[Dataset items]

= = = = = = =

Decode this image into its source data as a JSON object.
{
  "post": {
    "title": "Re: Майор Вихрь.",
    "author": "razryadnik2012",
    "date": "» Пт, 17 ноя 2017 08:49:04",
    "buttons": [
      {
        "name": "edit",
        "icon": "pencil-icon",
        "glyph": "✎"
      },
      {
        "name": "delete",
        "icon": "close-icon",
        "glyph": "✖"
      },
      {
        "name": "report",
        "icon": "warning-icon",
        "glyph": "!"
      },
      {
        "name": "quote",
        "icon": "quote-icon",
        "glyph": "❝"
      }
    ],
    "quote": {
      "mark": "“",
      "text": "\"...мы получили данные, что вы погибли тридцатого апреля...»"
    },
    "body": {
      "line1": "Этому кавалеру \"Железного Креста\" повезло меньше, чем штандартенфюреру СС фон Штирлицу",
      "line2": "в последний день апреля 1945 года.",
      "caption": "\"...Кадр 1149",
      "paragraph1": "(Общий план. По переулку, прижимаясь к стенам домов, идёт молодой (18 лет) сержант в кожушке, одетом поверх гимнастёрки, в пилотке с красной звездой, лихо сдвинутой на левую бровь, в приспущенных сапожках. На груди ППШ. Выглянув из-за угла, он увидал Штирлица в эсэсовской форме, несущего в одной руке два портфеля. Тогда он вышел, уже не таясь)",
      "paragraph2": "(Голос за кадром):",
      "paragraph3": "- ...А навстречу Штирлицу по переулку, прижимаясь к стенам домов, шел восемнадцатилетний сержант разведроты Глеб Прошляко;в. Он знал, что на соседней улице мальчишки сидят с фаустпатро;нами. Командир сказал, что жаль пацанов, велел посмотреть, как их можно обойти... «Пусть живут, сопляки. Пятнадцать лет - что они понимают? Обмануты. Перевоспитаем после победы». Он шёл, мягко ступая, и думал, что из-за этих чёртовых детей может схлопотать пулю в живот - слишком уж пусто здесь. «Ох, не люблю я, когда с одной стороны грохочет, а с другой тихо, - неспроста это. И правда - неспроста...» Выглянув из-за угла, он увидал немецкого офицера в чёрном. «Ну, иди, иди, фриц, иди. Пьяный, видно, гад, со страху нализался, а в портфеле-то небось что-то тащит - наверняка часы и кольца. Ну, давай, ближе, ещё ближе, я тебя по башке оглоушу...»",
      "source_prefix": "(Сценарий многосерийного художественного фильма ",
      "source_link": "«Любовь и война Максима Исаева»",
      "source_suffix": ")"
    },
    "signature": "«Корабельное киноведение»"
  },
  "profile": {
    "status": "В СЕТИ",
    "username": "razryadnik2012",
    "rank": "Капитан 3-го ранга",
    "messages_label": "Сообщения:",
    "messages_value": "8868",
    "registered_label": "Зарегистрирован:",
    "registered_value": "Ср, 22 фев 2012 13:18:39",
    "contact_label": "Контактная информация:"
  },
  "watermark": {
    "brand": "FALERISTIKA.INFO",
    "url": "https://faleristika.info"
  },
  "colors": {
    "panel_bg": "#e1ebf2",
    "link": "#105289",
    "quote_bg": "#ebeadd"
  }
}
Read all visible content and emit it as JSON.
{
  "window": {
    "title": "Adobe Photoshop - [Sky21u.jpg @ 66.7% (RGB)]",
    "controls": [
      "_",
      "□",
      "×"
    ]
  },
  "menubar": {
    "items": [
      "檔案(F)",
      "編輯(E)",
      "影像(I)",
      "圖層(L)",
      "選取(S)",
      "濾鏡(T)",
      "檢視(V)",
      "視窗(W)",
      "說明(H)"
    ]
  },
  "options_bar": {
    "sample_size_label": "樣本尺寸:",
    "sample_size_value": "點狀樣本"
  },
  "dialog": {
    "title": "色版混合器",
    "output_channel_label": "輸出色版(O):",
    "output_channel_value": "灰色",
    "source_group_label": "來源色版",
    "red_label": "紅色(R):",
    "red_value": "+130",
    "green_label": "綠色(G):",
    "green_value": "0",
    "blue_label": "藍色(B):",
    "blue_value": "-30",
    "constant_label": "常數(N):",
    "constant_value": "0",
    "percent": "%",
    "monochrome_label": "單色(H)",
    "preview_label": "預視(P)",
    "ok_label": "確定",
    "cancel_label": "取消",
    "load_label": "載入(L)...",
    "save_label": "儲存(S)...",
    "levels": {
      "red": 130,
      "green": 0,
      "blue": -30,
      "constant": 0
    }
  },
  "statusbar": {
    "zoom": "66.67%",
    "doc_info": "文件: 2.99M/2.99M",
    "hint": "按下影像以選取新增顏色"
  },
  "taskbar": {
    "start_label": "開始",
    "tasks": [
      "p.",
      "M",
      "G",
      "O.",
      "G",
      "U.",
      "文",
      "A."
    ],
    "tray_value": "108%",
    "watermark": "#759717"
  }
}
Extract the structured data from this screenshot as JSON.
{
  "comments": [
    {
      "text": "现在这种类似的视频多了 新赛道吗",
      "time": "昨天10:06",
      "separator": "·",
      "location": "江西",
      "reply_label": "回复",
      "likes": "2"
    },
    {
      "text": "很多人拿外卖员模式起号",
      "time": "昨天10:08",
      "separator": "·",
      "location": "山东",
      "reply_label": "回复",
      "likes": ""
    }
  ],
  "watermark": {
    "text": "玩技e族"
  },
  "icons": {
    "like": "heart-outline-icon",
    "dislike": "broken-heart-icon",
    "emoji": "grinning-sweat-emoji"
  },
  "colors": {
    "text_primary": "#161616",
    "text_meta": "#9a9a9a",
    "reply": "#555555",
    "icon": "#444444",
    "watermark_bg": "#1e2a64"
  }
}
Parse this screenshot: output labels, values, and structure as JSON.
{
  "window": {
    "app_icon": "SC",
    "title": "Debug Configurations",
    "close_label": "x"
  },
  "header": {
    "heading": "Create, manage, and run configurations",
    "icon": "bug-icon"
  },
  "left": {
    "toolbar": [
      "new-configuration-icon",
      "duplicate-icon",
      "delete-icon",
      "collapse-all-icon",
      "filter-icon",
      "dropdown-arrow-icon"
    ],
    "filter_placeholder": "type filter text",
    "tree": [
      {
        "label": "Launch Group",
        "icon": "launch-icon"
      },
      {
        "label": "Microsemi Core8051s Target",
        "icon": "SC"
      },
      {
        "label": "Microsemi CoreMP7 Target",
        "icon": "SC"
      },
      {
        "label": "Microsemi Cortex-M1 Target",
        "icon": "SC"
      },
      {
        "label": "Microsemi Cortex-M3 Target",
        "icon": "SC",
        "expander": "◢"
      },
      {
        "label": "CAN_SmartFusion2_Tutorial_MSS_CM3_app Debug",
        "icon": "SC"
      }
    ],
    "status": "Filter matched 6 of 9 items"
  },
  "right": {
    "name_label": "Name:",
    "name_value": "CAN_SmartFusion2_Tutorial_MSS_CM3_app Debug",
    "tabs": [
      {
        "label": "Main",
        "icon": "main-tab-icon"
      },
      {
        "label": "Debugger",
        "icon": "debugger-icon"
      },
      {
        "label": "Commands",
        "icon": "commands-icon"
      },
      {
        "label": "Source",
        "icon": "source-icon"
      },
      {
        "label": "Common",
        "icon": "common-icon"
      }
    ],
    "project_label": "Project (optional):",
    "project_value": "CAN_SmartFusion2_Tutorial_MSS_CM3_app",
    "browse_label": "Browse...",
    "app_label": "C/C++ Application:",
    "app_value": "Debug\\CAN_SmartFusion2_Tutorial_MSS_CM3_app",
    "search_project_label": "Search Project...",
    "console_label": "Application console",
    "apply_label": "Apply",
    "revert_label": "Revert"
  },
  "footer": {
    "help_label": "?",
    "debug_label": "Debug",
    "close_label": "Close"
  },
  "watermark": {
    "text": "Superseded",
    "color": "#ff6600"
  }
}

= = = = = = =

SHORT TASK: Give the data again, exactly as it stands.

RESPONSE FOR THIS EXERCISE:
Decode this image into its source data as a JSON object.
{
  "post": {
    "title": "Re: Майор Вихрь.",
    "author": "razryadnik2012",
    "date": "» Пт, 17 ноя 2017 08:49:04",
    "buttons": [
      {
        "name": "edit",
        "icon": "pencil-icon",
        "glyph": "✎"
      },
      {
        "name": "delete",
        "icon": "close-icon",
        "glyph": "✖"
      },
      {
        "name": "report",
        "icon": "warning-icon",
        "glyph": "!"
      },
      {
        "name": "quote",
        "icon": "quote-icon",
        "glyph": "❝"
      }
    ],
    "quote": {
      "mark": "“",
      "text": "\"...мы получили данные, что вы погибли тридцатого апреля...»"
    },
    "body": {
      "line1": "Этому кавалеру \"Железного Креста\" повезло меньше, чем штандартенфюреру СС фон Штирлицу",
      "line2": "в последний день апреля 1945 года.",
      "caption": "\"...Кадр 1149",
      "paragraph1": "(Общий план. По переулку, прижимаясь к стенам домов, идёт молодой (18 лет) сержант в кожушке, одетом поверх гимнастёрки, в пилотке с красной звездой, лихо сдвинутой на левую бровь, в приспущенных сапожках. На груди ППШ. Выглянув из-за угла, он увидал Штирлица в эсэсовской форме, несущего в одной руке два портфеля. Тогда он вышел, уже не таясь)",
      "paragraph2": "(Голос за кадром):",
      "paragraph3": "- ...А навстречу Штирлицу по переулку, прижимаясь к стенам домов, шел восемнадцатилетний сержант разведроты Глеб Прошляко;в. Он знал, что на соседней улице мальчишки сидят с фаустпатро;нами. Командир сказал, что жаль пацанов, велел посмотреть, как их можно обойти... «Пусть живут, сопляки. Пятнадцать лет - что они понимают? Обмануты. Перевоспитаем после победы». Он шёл, мягко ступая, и думал, что из-за этих чёртовых детей может схлопотать пулю в живот - слишком уж пусто здесь. «Ох, не люблю я, когда с одной стороны грохочет, а с другой тихо, - неспроста это. И правда - неспроста...» Выглянув из-за угла, он увидал немецкого офицера в чёрном. «Ну, иди, иди, фриц, иди. Пьяный, видно, гад, со страху нализался, а в портфеле-то небось что-то тащит - наверняка часы и кольца. Ну, давай, ближе, ещё ближе, я тебя по башке оглоушу...»",
      "source_prefix": "(Сценарий многосерийного художественного фильма ",
      "source_link": "«Любовь и война Максима Исаева»",
      "source_suffix": ")"
    },
    "signature": "«Корабельное киноведение»"
  },
  "profile": {
    "status": "В СЕТИ",
    "username": "razryadnik2012",
    "rank": "Капитан 3-го ранга",
    "messages_label": "Сообщения:",
    "messages_value": "8868",
    "registered_label": "Зарегистрирован:",
    "registered_value": "Ср, 22 фев 2012 13:18:39",
    "contact_label": "Контактная информация:"
  },
  "watermark": {
    "brand": "FALERISTIKA.INFO",
    "url": "https://faleristika.info"
  },
  "colors": {
    "panel_bg": "#e1ebf2",
    "link": "#105289",
    "quote_bg": "#ebeadd"
  }
}
Read all visible content and emit it as JSON.
{
  "window": {
    "title": "Adobe Photoshop - [Sky21u.jpg @ 66.7% (RGB)]",
    "controls": [
      "_",
      "□",
      "×"
    ]
  },
  "menubar": {
    "items": [
      "檔案(F)",
      "編輯(E)",
      "影像(I)",
      "圖層(L)",
      "選取(S)",
      "濾鏡(T)",
      "檢視(V)",
      "視窗(W)",
      "說明(H)"
    ]
  },
  "options_bar": {
    "sample_size_label": "樣本尺寸:",
    "sample_size_value": "點狀樣本"
  },
  "dialog": {
    "title": "色版混合器",
    "output_channel_label": "輸出色版(O):",
    "output_channel_value": "灰色",
    "source_group_label": "來源色版",
    "red_label": "紅色(R):",
    "red_value": "+130",
    "green_label": "綠色(G):",
    "green_value": "0",
    "blue_label": "藍色(B):",
    "blue_value": "-30",
    "constant_label": "常數(N):",
    "constant_value": "0",
    "percent": "%",
    "monochrome_label": "單色(H)",
    "preview_label": "預視(P)",
    "ok_label": "確定",
    "cancel_label": "取消",
    "load_label": "載入(L)...",
    "save_label": "儲存(S)...",
    "levels": {
      "red": 130,
      "green": 0,
      "blue": -30,
      "constant": 0
    }
  },
  "statusbar": {
    "zoom": "66.67%",
    "doc_info": "文件: 2.99M/2.99M",
    "hint": "按下影像以選取新增顏色"
  },
  "taskbar": {
    "start_label": "開始",
    "tasks": [
      "p.",
      "M",
      "G",
      "O.",
      "G",
      "U.",
      "文",
      "A."
    ],
    "tray_value": "108%",
    "watermark": "#759717"
  }
}
Extract the structured data from this screenshot as JSON.
{
  "comments": [
    {
      "text": "现在这种类似的视频多了 新赛道吗",
      "time": "昨天10:06",
      "separator": "·",
      "location": "江西",
      "reply_label": "回复",
      "likes": "2"
    },
    {
      "text": "很多人拿外卖员模式起号",
      "time": "昨天10:08",
      "separator": "·",
      "location": "山东",
      "reply_label": "回复",
      "likes": ""
    }
  ],
  "watermark": {
    "text": "玩技e族"
  },
  "icons": {
    "like": "heart-outline-icon",
    "dislike": "broken-heart-icon",
    "emoji": "grinning-sweat-emoji"
  },
  "colors": {
    "text_primary": "#161616",
    "text_meta": "#9a9a9a",
    "reply": "#555555",
    "icon": "#444444",
    "watermark_bg": "#1e2a64"
  }
}
Parse this screenshot: output labels, values, and structure as JSON.
{
  "window": {
    "app_icon": "SC",
    "title": "Debug Configurations",
    "close_label": "x"
  },
  "header": {
    "heading": "Create, manage, and run configurations",
    "icon": "bug-icon"
  },
  "left": {
    "toolbar": [
      "new-configuration-icon",
      "duplicate-icon",
      "delete-icon",
      "collapse-all-icon",
      "filter-icon",
      "dropdown-arrow-icon"
    ],
    "filter_placeholder": "type filter text",
    "tree": [
      {
        "label": "Launch Group",
        "icon": "launch-icon"
      },
      {
        "label": "Microsemi Core8051s Target",
        "icon": "SC"
      },
      {
        "label": "Microsemi CoreMP7 Target",
        "icon": "SC"
      },
      {
        "label": "Microsemi Cortex-M1 Target",
        "icon": "SC"
      },
      {
        "label": "Microsemi Cortex-M3 Target",
        "icon": "SC",
        "expander": "◢"
      },
      {
        "label": "CAN_SmartFusion2_Tutorial_MSS_CM3_app Debug",
        "icon": "SC"
      }
    ],
    "status": "Filter matched 6 of 9 items"
  },
  "right": {
    "name_label": "Name:",
    "name_value": "CAN_SmartFusion2_Tutorial_MSS_CM3_app Debug",
    "tabs": [
      {
        "label": "Main",
        "icon": "main-tab-icon"
      },
      {
        "label": "Debugger",
        "icon": "debugger-icon"
      },
      {
        "label": "Commands",
        "icon": "commands-icon"
      },
      {
        "label": "Source",
        "icon": "source-icon"
      },
      {
        "label": "Common",
        "icon": "common-icon"
      }
    ],
    "project_label": "Project (optional):",
    "project_value": "CAN_SmartFusion2_Tutorial_MSS_CM3_app",
    "browse_label": "Browse...",
    "app_label": "C/C++ Application:",
    "app_value": "Debug\\CAN_SmartFusion2_Tutorial_MSS_CM3_app",
    "search_project_label": "Search Project...",
    "console_label": "Application console",
    "apply_label": "Apply",
    "revert_label": "Revert"
  },
  "footer": {
    "help_label": "?",
    "debug_label": "Debug",
    "close_label": "Close"
  },
  "watermark": {
    "text": "Superseded",
    "color": "#ff6600"
  }
}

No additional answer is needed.